#### [Task to complete]
Identify each line below that contains the string "allowed" and copy every such line in full.

#### [Task data]
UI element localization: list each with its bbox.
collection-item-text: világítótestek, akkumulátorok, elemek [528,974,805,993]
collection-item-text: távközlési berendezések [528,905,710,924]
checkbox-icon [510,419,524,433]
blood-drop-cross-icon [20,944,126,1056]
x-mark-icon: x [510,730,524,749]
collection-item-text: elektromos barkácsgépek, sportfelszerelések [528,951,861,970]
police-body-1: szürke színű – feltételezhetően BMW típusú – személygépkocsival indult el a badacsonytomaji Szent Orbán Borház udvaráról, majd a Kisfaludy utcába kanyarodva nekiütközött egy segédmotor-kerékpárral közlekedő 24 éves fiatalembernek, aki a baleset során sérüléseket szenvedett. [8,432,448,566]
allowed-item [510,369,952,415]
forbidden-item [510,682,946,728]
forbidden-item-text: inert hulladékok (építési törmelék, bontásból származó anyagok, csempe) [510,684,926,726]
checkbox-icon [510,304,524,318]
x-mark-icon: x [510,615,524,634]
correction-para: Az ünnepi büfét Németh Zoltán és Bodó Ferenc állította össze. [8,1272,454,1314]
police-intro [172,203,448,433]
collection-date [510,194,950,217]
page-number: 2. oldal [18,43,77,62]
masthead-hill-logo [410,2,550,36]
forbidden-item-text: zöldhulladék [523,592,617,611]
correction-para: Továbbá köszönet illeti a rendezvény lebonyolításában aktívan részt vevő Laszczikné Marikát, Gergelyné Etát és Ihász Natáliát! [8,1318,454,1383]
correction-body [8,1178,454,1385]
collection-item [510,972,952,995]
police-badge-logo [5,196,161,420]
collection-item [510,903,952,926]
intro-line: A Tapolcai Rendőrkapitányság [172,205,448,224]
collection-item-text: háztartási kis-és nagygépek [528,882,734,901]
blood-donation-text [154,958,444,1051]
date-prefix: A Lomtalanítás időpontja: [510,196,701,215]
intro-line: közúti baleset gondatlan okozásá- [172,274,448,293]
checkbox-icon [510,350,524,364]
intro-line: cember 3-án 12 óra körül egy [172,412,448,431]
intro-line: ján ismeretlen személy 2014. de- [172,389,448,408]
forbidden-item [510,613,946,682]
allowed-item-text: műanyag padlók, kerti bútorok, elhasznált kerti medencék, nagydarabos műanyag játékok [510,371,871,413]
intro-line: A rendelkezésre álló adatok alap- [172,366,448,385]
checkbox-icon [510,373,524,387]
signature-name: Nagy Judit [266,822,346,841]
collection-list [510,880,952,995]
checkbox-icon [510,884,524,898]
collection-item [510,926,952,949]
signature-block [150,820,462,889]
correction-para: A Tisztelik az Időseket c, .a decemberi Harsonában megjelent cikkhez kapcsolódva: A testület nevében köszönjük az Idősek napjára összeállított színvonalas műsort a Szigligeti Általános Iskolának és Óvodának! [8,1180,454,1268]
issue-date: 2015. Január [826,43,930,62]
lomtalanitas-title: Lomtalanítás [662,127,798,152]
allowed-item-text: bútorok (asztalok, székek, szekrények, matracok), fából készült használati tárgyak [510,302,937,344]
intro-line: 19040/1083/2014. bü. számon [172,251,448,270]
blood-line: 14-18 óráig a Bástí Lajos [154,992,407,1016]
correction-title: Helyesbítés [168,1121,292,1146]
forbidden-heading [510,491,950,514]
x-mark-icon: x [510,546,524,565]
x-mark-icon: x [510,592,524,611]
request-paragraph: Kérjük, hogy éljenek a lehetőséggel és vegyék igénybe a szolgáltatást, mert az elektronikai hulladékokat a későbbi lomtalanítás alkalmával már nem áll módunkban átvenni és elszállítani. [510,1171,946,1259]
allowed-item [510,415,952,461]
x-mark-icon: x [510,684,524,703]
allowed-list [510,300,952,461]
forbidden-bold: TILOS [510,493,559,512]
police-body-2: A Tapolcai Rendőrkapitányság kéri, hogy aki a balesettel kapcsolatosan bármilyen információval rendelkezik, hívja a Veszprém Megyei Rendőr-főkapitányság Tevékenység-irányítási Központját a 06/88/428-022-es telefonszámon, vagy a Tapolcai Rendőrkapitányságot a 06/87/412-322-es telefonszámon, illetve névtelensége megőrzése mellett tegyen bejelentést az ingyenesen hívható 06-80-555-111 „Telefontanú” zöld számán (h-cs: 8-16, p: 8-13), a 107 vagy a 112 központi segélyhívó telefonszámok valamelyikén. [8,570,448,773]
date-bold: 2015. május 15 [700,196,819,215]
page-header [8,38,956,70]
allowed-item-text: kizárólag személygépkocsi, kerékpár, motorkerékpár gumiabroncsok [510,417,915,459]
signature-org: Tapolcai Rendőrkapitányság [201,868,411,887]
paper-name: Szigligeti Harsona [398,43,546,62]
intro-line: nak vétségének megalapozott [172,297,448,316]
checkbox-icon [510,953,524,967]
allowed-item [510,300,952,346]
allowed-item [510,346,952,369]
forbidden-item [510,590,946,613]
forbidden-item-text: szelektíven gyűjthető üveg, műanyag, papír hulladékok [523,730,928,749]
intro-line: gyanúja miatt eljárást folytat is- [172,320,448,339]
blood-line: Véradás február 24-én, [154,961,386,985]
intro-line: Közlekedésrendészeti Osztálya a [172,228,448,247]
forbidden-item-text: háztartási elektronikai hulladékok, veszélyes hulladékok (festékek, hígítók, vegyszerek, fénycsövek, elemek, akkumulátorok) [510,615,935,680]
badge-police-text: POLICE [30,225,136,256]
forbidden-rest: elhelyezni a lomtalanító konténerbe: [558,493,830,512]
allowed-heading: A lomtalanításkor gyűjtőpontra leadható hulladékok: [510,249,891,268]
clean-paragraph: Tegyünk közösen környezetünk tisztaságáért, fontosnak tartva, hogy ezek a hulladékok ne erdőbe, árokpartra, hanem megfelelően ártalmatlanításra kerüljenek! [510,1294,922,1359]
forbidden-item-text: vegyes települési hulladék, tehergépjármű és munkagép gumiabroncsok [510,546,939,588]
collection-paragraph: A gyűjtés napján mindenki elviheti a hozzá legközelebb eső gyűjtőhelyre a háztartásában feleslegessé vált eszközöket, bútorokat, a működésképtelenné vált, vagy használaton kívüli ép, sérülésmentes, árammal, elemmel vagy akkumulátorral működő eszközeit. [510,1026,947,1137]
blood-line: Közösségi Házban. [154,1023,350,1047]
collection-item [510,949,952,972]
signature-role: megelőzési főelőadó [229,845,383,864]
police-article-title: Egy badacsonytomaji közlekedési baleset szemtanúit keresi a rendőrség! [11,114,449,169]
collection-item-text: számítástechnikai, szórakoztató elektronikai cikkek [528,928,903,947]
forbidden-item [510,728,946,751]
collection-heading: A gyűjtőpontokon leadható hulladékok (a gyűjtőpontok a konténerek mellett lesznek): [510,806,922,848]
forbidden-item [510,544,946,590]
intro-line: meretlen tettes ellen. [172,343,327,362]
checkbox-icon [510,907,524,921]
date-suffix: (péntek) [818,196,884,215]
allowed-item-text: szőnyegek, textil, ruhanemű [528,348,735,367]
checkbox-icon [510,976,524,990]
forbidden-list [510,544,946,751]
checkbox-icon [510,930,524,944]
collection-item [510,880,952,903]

#### [Full answer]
allowed-item [510,369,952,415]
allowed-item-text: műanyag padlók, kerti bútorok, elhasznált kerti medencék, nagydarabos műanyag játékok [510,371,871,413]
allowed-item-text: bútorok (asztalok, székek, szekrények, matracok), fából készült használati tárgyak [510,302,937,344]
allowed-item [510,415,952,461]
allowed-list [510,300,952,461]
allowed-item-text: kizárólag személygépkocsi, kerékpár, motorkerékpár gumiabroncsok [510,417,915,459]
allowed-item [510,300,952,346]
allowed-item [510,346,952,369]
allowed-heading: A lomtalanításkor gyűjtőpontra leadható hulladékok: [510,249,891,268]
allowed-item-text: szőnyegek, textil, ruhanemű [528,348,735,367]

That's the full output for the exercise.